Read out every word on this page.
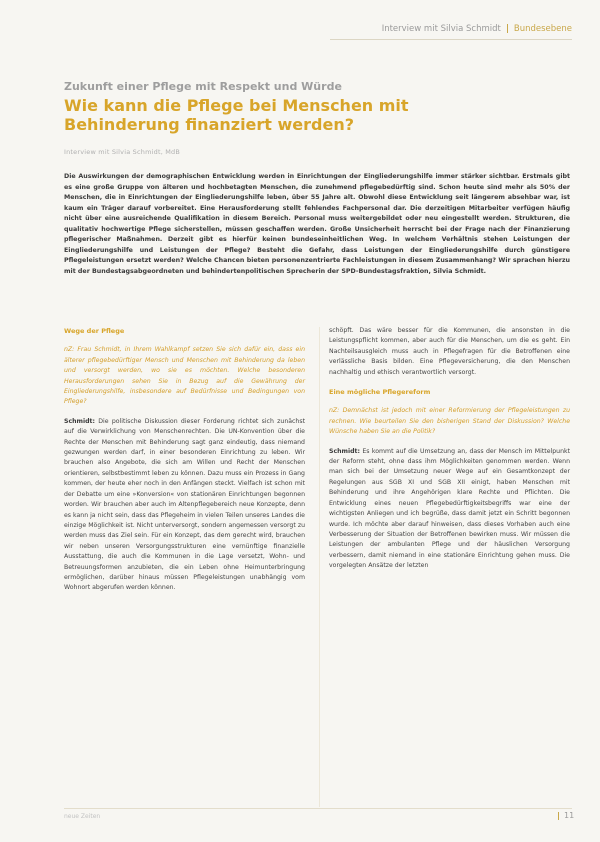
Interview mit Silvia Schmidt Bundesebene
Zukunft einer Pflege mit Respekt und Würde
Wie kann die Pflege bei Menschen mit Behinderung finanziert werden?
Interview mit Silvia Schmidt, MdB
Die Auswirkungen der demographischen Entwicklung werden in Einrichtungen der Eingliederungshilfe immer stärker sichtbar. Erstmals gibt es eine große Gruppe von älteren und hochbetagten Menschen, die zunehmend pflegebedürftig sind. Schon heute sind mehr als 50% der Menschen, die in Einrichtungen der Eingliederungshilfe leben, über 55 Jahre alt. Obwohl diese Entwicklung seit längerem absehbar war, ist kaum ein Träger darauf vorbereitet. Eine Herausforderung stellt fehlendes Fachpersonal dar. Die derzeitigen Mitarbeiter verfügen häufig nicht über eine ausreichende Qualifikation in diesem Bereich. Personal muss weitergebildet oder neu eingestellt werden. Strukturen, die qualitativ hochwertige Pflege sicherstellen, müssen geschaffen werden. Große Unsicherheit herrscht bei der Frage nach der Finanzierung pflegerischer Maßnahmen. Derzeit gibt es hierfür keinen bundeseinheitlichen Weg. In welchem Verhältnis stehen Leistungen der Eingliederungshilfe und Leistungen der Pflege? Besteht die Gefahr, dass Leistungen der Eingliederungshilfe durch günstigere Pflegeleistungen ersetzt werden? Welche Chancen bieten personenzentrierte Fachleistungen in diesem Zusammenhang? Wir sprachen hierzu mit der Bundestagsabgeordneten und behindertenpolitischen Sprecherin der SPD-Bundestagsfraktion, Silvia Schmidt.
Wege der Pflege

nZ: Frau Schmidt, in Ihrem Wahlkampf setzen Sie sich dafür ein, dass ein älterer pflegebedürftiger Mensch und Menschen mit Behinderung da leben und versorgt werden, wo sie es möchten. Welche besonderen Herausforderungen sehen Sie in Bezug auf die Gewährung der Eingliederungshilfe, insbesondere auf Bedürfnisse und Bedingungen von Pflege?

Schmidt: Die politische Diskussion dieser Forderung richtet sich zunächst auf die Verwirklichung von Menschenrechten. Die UN-Konvention über die Rechte der Menschen mit Behinderung sagt ganz eindeutig, dass niemand gezwungen werden darf, in einer besonderen Einrichtung zu leben. Wir brauchen also Angebote, die sich am Willen und Recht der Menschen orientieren, selbstbestimmt leben zu können. Dazu muss ein Prozess in Gang kommen, der heute eher noch in den Anfängen steckt. Vielfach ist schon mit der Debatte um eine »Konversion« von stationären Einrichtungen begonnen worden. Wir brauchen aber auch im Altenpflegebereich neue Konzepte, denn es kann ja nicht sein, dass das Pflegeheim in vielen Teilen unseres Landes die einzige Möglichkeit ist. Nicht unterversorgt, sondern angemessen versorgt zu werden muss das Ziel sein. Für ein Konzept, das dem gerecht wird, brauchen wir neben unseren Versorgungsstrukturen eine vernünftige finanzielle Ausstattung, die auch die Kommunen in die Lage versetzt, Wohn- und Betreuungsformen anzubieten, die ein Leben ohne Heimunterbringung ermöglichen, darüber hinaus müssen Pflegeleistungen unabhängig vom Wohnort abgerufen werden können.

schöpft. Das wäre besser für die Kommunen, die ansonsten in die Leistungspflicht kommen, aber auch für die Menschen, um die es geht. Ein Nachteilsausgleich muss auch in Pflegefragen für die Betroffenen eine verlässliche Basis bilden. Eine Pflegeversicherung, die den Menschen nachhaltig und ethisch verantwortlich versorgt.

Eine mögliche Pflegereform

nZ: Demnächst ist jedoch mit einer Reformierung der Pflegeleistungen zu rechnen. Wie beurteilen Sie den bisherigen Stand der Diskussion? Welche Wünsche haben Sie an die Politik?

Schmidt: Es kommt auf die Umsetzung an, dass der Mensch im Mittelpunkt der Reform steht, ohne dass ihm Möglichkeiten genommen werden. Wenn man sich bei der Umsetzung neuer Wege auf ein Gesamtkonzept der Regelungen aus SGB XI und SGB XII einigt, haben Menschen mit Behinderung und ihre Angehörigen klare Rechte und Pflichten. Die Entwicklung eines neuen Pflegebedürftigkeitsbegriffs war eine der wichtigsten Anliegen und ich begrüße, dass damit jetzt ein Schritt begonnen wurde. Ich möchte aber darauf hinweisen, dass dieses Vorhaben auch eine Verbesserung der Situation der Betroffenen bewirken muss. Wir müssen die Leistungen der ambulanten Pflege und der häuslichen Versorgung verbessern, damit niemand in eine stationäre Einrichtung gehen muss. Die vorgelegten Ansätze der letzten

neue Zeiten	11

**TASK BRIEF:** Your response should be each line that includes the word "Wege", copied from the records.

**RESULT FOR THIS TASK:**
Wege der Pflege
Schmidt: Es kommt auf die Umsetzung an, dass der Mensch im Mittelpunkt der Reform steht, ohne dass ihm Möglichkeiten genommen werden. Wenn man sich bei der Umsetzung neuer Wege auf ein Gesamtkonzept der Regelungen aus SGB XI und SGB XII einigt, haben Menschen mit Behinderung und ihre Angehörigen klare Rechte und Pflichten. Die Entwicklung eines neuen Pflegebedürftigkeitsbegriffs war eine der wichtigsten Anliegen und ich begrüße, dass damit jetzt ein Schritt begonnen wurde. Ich möchte aber darauf hinweisen, dass dieses Vorhaben auch eine Verbesserung der Situation der Betroffenen bewirken muss. Wir müssen die Leistungen der ambulanten Pflege und der häuslichen Versorgung verbessern, damit niemand in eine stationäre Einrichtung gehen muss. Die vorgelegten Ansätze der letzten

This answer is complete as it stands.